> **Problem statement**
Copy out every line of the data exactly.

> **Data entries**

+ + + + + + +

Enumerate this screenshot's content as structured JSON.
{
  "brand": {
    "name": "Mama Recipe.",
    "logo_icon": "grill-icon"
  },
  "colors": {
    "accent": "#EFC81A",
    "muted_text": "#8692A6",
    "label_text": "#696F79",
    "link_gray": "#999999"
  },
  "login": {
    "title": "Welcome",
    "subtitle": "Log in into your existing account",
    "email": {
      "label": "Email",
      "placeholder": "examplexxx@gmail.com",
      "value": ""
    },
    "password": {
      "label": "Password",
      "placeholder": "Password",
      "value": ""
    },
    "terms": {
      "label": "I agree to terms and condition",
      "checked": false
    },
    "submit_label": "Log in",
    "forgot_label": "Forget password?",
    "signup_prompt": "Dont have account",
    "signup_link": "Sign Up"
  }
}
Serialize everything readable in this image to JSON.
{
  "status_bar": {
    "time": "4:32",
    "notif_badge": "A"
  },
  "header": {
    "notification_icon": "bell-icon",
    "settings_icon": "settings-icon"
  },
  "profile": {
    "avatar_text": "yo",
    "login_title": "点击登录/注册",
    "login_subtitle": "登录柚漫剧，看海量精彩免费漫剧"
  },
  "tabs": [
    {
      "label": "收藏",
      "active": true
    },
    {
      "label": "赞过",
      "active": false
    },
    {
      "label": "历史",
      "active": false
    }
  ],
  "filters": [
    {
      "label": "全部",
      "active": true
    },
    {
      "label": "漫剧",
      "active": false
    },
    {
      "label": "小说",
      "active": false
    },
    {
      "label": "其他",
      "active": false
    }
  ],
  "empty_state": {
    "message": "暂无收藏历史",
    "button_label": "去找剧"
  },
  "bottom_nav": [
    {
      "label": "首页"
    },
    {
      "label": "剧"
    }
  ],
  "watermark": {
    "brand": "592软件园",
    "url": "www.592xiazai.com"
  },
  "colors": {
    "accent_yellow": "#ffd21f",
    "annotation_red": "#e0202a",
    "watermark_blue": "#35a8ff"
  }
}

+ + + + + + +

> **Task solution**
Enumerate this screenshot's content as structured JSON.
{
  "brand": {
    "name": "Mama Recipe.",
    "logo_icon": "grill-icon"
  },
  "colors": {
    "accent": "#EFC81A",
    "muted_text": "#8692A6",
    "label_text": "#696F79",
    "link_gray": "#999999"
  },
  "login": {
    "title": "Welcome",
    "subtitle": "Log in into your existing account",
    "email": {
      "label": "Email",
      "placeholder": "examplexxx@gmail.com",
      "value": ""
    },
    "password": {
      "label": "Password",
      "placeholder": "Password",
      "value": ""
    },
    "terms": {
      "label": "I agree to terms and condition",
      "checked": false
    },
    "submit_label": "Log in",
    "forgot_label": "Forget password?",
    "signup_prompt": "Dont have account",
    "signup_link": "Sign Up"
  }
}
Serialize everything readable in this image to JSON.
{
  "status_bar": {
    "time": "4:32",
    "notif_badge": "A"
  },
  "header": {
    "notification_icon": "bell-icon",
    "settings_icon": "settings-icon"
  },
  "profile": {
    "avatar_text": "yo",
    "login_title": "点击登录/注册",
    "login_subtitle": "登录柚漫剧，看海量精彩免费漫剧"
  },
  "tabs": [
    {
      "label": "收藏",
      "active": true
    },
    {
      "label": "赞过",
      "active": false
    },
    {
      "label": "历史",
      "active": false
    }
  ],
  "filters": [
    {
      "label": "全部",
      "active": true
    },
    {
      "label": "漫剧",
      "active": false
    },
    {
      "label": "小说",
      "active": false
    },
    {
      "label": "其他",
      "active": false
    }
  ],
  "empty_state": {
    "message": "暂无收藏历史",
    "button_label": "去找剧"
  },
  "bottom_nav": [
    {
      "label": "首页"
    },
    {
      "label": "剧"
    }
  ],
  "watermark": {
    "brand": "592软件园",
    "url": "www.592xiazai.com"
  },
  "colors": {
    "accent_yellow": "#ffd21f",
    "annotation_red": "#e0202a",
    "watermark_blue": "#35a8ff"
  }
}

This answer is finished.